BRIEF
Output every entry exactly, from the first line to the last.
━━━
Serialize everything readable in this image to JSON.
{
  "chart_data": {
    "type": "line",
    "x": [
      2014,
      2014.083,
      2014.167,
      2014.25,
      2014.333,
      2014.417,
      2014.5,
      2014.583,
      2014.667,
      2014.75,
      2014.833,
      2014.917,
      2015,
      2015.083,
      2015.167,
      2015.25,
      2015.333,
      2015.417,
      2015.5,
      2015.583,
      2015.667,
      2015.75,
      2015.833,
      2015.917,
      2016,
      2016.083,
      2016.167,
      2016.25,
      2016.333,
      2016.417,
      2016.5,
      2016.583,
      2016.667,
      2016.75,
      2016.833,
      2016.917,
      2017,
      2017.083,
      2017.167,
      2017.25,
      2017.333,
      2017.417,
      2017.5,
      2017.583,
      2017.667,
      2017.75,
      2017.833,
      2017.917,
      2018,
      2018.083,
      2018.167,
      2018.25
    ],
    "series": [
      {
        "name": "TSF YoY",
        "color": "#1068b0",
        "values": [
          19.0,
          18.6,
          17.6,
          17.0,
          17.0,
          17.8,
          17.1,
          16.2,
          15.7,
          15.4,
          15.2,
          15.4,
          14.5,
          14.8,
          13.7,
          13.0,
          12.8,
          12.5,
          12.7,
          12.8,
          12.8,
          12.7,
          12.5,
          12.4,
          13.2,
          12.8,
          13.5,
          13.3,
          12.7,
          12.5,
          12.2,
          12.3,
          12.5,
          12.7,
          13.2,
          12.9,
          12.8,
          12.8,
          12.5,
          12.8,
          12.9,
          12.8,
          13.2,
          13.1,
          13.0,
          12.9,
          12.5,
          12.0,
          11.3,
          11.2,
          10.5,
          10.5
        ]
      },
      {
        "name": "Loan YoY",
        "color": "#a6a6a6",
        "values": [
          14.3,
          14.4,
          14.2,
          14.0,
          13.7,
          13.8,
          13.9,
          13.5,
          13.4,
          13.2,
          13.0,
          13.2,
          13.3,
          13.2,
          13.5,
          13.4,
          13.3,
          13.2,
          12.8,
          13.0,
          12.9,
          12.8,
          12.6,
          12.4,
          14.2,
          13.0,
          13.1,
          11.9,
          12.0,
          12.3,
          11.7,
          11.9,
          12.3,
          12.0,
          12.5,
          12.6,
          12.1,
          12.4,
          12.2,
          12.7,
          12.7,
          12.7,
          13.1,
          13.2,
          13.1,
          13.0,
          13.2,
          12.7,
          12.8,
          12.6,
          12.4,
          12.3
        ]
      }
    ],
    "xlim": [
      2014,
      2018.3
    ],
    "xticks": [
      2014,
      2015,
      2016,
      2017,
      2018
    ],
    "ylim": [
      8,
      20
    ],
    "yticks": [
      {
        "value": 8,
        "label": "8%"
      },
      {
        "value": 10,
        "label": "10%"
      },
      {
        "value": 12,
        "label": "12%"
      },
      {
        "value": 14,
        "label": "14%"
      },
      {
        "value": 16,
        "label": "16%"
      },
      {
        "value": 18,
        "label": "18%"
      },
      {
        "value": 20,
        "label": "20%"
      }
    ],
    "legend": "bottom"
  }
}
━━━
EXERCISE ANSWER
Serialize everything readable in this image to JSON.
{
  "chart_data": {
    "type": "line",
    "x": [
      2014,
      2014.083,
      2014.167,
      2014.25,
      2014.333,
      2014.417,
      2014.5,
      2014.583,
      2014.667,
      2014.75,
      2014.833,
      2014.917,
      2015,
      2015.083,
      2015.167,
      2015.25,
      2015.333,
      2015.417,
      2015.5,
      2015.583,
      2015.667,
      2015.75,
      2015.833,
      2015.917,
      2016,
      2016.083,
      2016.167,
      2016.25,
      2016.333,
      2016.417,
      2016.5,
      2016.583,
      2016.667,
      2016.75,
      2016.833,
      2016.917,
      2017,
      2017.083,
      2017.167,
      2017.25,
      2017.333,
      2017.417,
      2017.5,
      2017.583,
      2017.667,
      2017.75,
      2017.833,
      2017.917,
      2018,
      2018.083,
      2018.167,
      2018.25
    ],
    "series": [
      {
        "name": "TSF YoY",
        "color": "#1068b0",
        "values": [
          19.0,
          18.6,
          17.6,
          17.0,
          17.0,
          17.8,
          17.1,
          16.2,
          15.7,
          15.4,
          15.2,
          15.4,
          14.5,
          14.8,
          13.7,
          13.0,
          12.8,
          12.5,
          12.7,
          12.8,
          12.8,
          12.7,
          12.5,
          12.4,
          13.2,
          12.8,
          13.5,
          13.3,
          12.7,
          12.5,
          12.2,
          12.3,
          12.5,
          12.7,
          13.2,
          12.9,
          12.8,
          12.8,
          12.5,
          12.8,
          12.9,
          12.8,
          13.2,
          13.1,
          13.0,
          12.9,
          12.5,
          12.0,
          11.3,
          11.2,
          10.5,
          10.5
        ]
      },
      {
        "name": "Loan YoY",
        "color": "#a6a6a6",
        "values": [
          14.3,
          14.4,
          14.2,
          14.0,
          13.7,
          13.8,
          13.9,
          13.5,
          13.4,
          13.2,
          13.0,
          13.2,
          13.3,
          13.2,
          13.5,
          13.4,
          13.3,
          13.2,
          12.8,
          13.0,
          12.9,
          12.8,
          12.6,
          12.4,
          14.2,
          13.0,
          13.1,
          11.9,
          12.0,
          12.3,
          11.7,
          11.9,
          12.3,
          12.0,
          12.5,
          12.6,
          12.1,
          12.4,
          12.2,
          12.7,
          12.7,
          12.7,
          13.1,
          13.2,
          13.1,
          13.0,
          13.2,
          12.7,
          12.8,
          12.6,
          12.4,
          12.3
        ]
      }
    ],
    "xlim": [
      2014,
      2018.3
    ],
    "xticks": [
      2014,
      2015,
      2016,
      2017,
      2018
    ],
    "ylim": [
      8,
      20
    ],
    "yticks": [
      {
        "value": 8,
        "label": "8%"
      },
      {
        "value": 10,
        "label": "10%"
      },
      {
        "value": 12,
        "label": "12%"
      },
      {
        "value": 14,
        "label": "14%"
      },
      {
        "value": 16,
        "label": "16%"
      },
      {
        "value": 18,
        "label": "18%"
      },
      {
        "value": 20,
        "label": "20%"
      }
    ],
    "legend": "bottom"
  }
}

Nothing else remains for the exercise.